EXTRACTED ENTRIES -

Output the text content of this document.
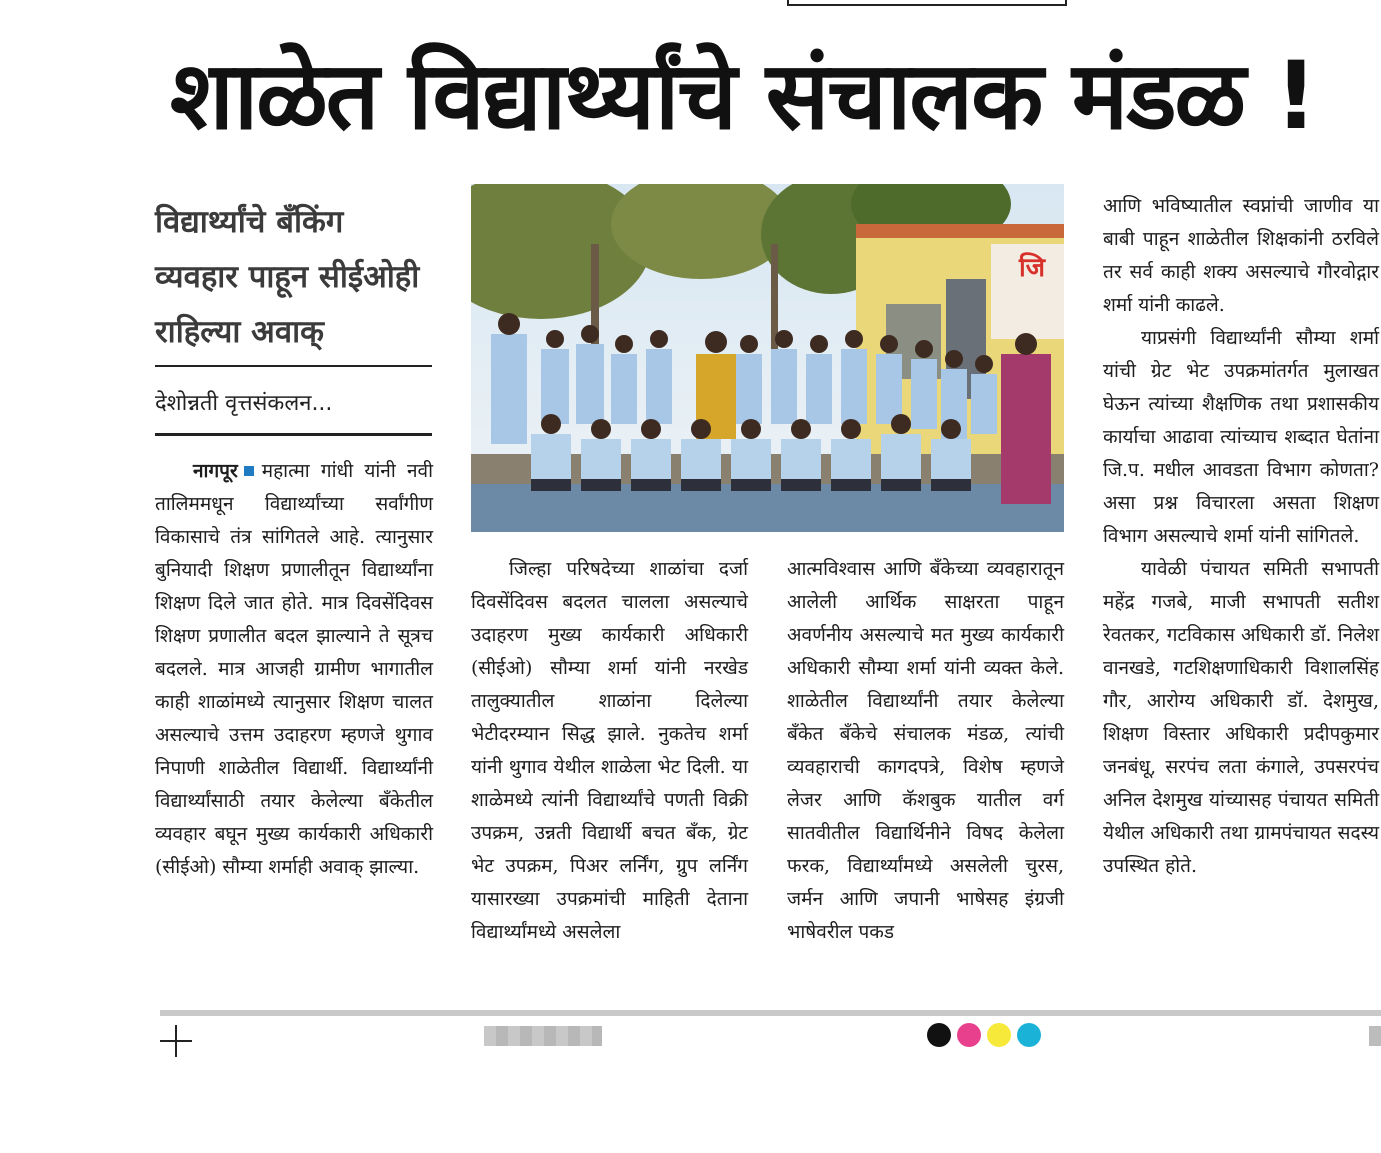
शाळेत विद्यार्थ्यांचे संचालक मंडळ !
विद्यार्थ्यांचे बँकिंग व्यवहार पाहून सीईओही राहिल्या अवाक्
देशोन्नती वृत्तसंकलन...

नागपूर महात्मा गांधी यांनी नवी तालिममधून विद्यार्थ्यांच्या सर्वांगीण विकासाचे तंत्र सांगितले आहे. त्यानुसार बुनियादी शिक्षण प्रणालीतून विद्यार्थ्यांना शिक्षण दिले जात होते. मात्र दिवसेंदिवस शिक्षण प्रणालीत बदल झाल्याने ते सूत्रच बदलले. मात्र आजही ग्रामीण भागातील काही शाळांमध्ये त्यानुसार शिक्षण चालत असल्याचे उत्तम उदाहरण म्हणजे थुगाव निपाणी शाळेतील विद्यार्थी. विद्यार्थ्यांनी विद्यार्थ्यांसाठी तयार केलेल्या बँकेतील व्यवहार बघून मुख्य कार्यकारी अधिकारी (सीईओ) सौम्या शर्माही अवाक् झाल्या.

जि

जिल्हा परिषदेच्या शाळांचा दर्जा दिवसेंदिवस बदलत चालला असल्याचे उदाहरण मुख्य कार्यकारी अधिकारी (सीईओ) सौम्या शर्मा यांनी नरखेड तालुक्यातील शाळांना दिलेल्या भेटीदरम्यान सिद्ध झाले. नुकतेच शर्मा यांनी थुगाव येथील शाळेला भेट दिली. या शाळेमध्ये त्यांनी विद्यार्थ्यांचे पणती विक्री उपक्रम, उन्नती विद्यार्थी बचत बँक, ग्रेट भेट उपक्रम, पिअर लर्निंग, ग्रुप लर्निंग यासारख्या उपक्रमांची माहिती देताना विद्यार्थ्यांमध्ये असलेला

आत्मविश्वास आणि बँकेच्या व्यवहारातून आलेली आर्थिक साक्षरता पाहून अवर्णनीय असल्याचे मत मुख्य कार्यकारी अधिकारी सौम्या शर्मा यांनी व्यक्त केले. शाळेतील विद्यार्थ्यांनी तयार केलेल्या बँकेत बँकेचे संचालक मंडळ, त्यांची व्यवहाराची कागदपत्रे, विशेष म्हणजे लेजर आणि कॅशबुक यातील वर्ग सातवीतील विद्यार्थिनीने विषद केलेला फरक, विद्यार्थ्यांमध्ये असलेली चुरस, जर्मन आणि जपानी भाषेसह इंग्रजी भाषेवरील पकड

आणि भविष्यातील स्वप्नांची जाणीव या बाबी पाहून शाळेतील शिक्षकांनी ठरविले तर सर्व काही शक्य असल्याचे गौरवोद्गार शर्मा यांनी काढले.

याप्रसंगी विद्यार्थ्यांनी सौम्या शर्मा यांची ग्रेट भेट उपक्रमांतर्गत मुलाखत घेऊन त्यांच्या शैक्षणिक तथा प्रशासकीय कार्याचा आढावा त्यांच्याच शब्दात घेतांना जि.प. मधील आवडता विभाग कोणता? असा प्रश्न विचारला असता शिक्षण विभाग असल्याचे शर्मा यांनी सांगितले.

यावेळी पंचायत समिती सभापती महेंद्र गजबे, माजी सभापती सतीश रेवतकर, गटविकास अधिकारी डॉ. निलेश वानखडे, गटशिक्षणाधिकारी विशालसिंह गौर, आरोग्य अधिकारी डॉ. देशमुख, शिक्षण विस्तार अधिकारी प्रदीपकुमार जनबंधू, सरपंच लता कंगाले, उपसरपंच अनिल देशमुख यांच्यासह पंचायत समिती येथील अधिकारी तथा ग्रामपंचायत सदस्य उपस्थित होते.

WHAT THE TASK REQUIRES -
Copy the entries above faithfully and omit every image.

EXERCISE RESULT -
Output the text content of this document.
शाळेत विद्यार्थ्यांचे संचालक मंडळ !
विद्यार्थ्यांचे बँकिंग व्यवहार पाहून सीईओही राहिल्या अवाक्
देशोन्नती वृत्तसंकलन...

नागपूर महात्मा गांधी यांनी नवी तालिममधून विद्यार्थ्यांच्या सर्वांगीण विकासाचे तंत्र सांगितले आहे. त्यानुसार बुनियादी शिक्षण प्रणालीतून विद्यार्थ्यांना शिक्षण दिले जात होते. मात्र दिवसेंदिवस शिक्षण प्रणालीत बदल झाल्याने ते सूत्रच बदलले. मात्र आजही ग्रामीण भागातील काही शाळांमध्ये त्यानुसार शिक्षण चालत असल्याचे उत्तम उदाहरण म्हणजे थुगाव निपाणी शाळेतील विद्यार्थी. विद्यार्थ्यांनी विद्यार्थ्यांसाठी तयार केलेल्या बँकेतील व्यवहार बघून मुख्य कार्यकारी अधिकारी (सीईओ) सौम्या शर्माही अवाक् झाल्या.

जि

जिल्हा परिषदेच्या शाळांचा दर्जा दिवसेंदिवस बदलत चालला असल्याचे उदाहरण मुख्य कार्यकारी अधिकारी (सीईओ) सौम्या शर्मा यांनी नरखेड तालुक्यातील शाळांना दिलेल्या भेटीदरम्यान सिद्ध झाले. नुकतेच शर्मा यांनी थुगाव येथील शाळेला भेट दिली. या शाळेमध्ये त्यांनी विद्यार्थ्यांचे पणती विक्री उपक्रम, उन्नती विद्यार्थी बचत बँक, ग्रेट भेट उपक्रम, पिअर लर्निंग, ग्रुप लर्निंग यासारख्या उपक्रमांची माहिती देताना विद्यार्थ्यांमध्ये असलेला

आत्मविश्वास आणि बँकेच्या व्यवहारातून आलेली आर्थिक साक्षरता पाहून अवर्णनीय असल्याचे मत मुख्य कार्यकारी अधिकारी सौम्या शर्मा यांनी व्यक्त केले. शाळेतील विद्यार्थ्यांनी तयार केलेल्या बँकेत बँकेचे संचालक मंडळ, त्यांची व्यवहाराची कागदपत्रे, विशेष म्हणजे लेजर आणि कॅशबुक यातील वर्ग सातवीतील विद्यार्थिनीने विषद केलेला फरक, विद्यार्थ्यांमध्ये असलेली चुरस, जर्मन आणि जपानी भाषेसह इंग्रजी भाषेवरील पकड

आणि भविष्यातील स्वप्नांची जाणीव या बाबी पाहून शाळेतील शिक्षकांनी ठरविले तर सर्व काही शक्य असल्याचे गौरवोद्गार शर्मा यांनी काढले.

याप्रसंगी विद्यार्थ्यांनी सौम्या शर्मा यांची ग्रेट भेट उपक्रमांतर्गत मुलाखत घेऊन त्यांच्या शैक्षणिक तथा प्रशासकीय कार्याचा आढावा त्यांच्याच शब्दात घेतांना जि.प. मधील आवडता विभाग कोणता? असा प्रश्न विचारला असता शिक्षण विभाग असल्याचे शर्मा यांनी सांगितले.

यावेळी पंचायत समिती सभापती महेंद्र गजबे, माजी सभापती सतीश रेवतकर, गटविकास अधिकारी डॉ. निलेश वानखडे, गटशिक्षणाधिकारी विशालसिंह गौर, आरोग्य अधिकारी डॉ. देशमुख, शिक्षण विस्तार अधिकारी प्रदीपकुमार जनबंधू, सरपंच लता कंगाले, उपसरपंच अनिल देशमुख यांच्यासह पंचायत समिती येथील अधिकारी तथा ग्रामपंचायत सदस्य उपस्थित होते.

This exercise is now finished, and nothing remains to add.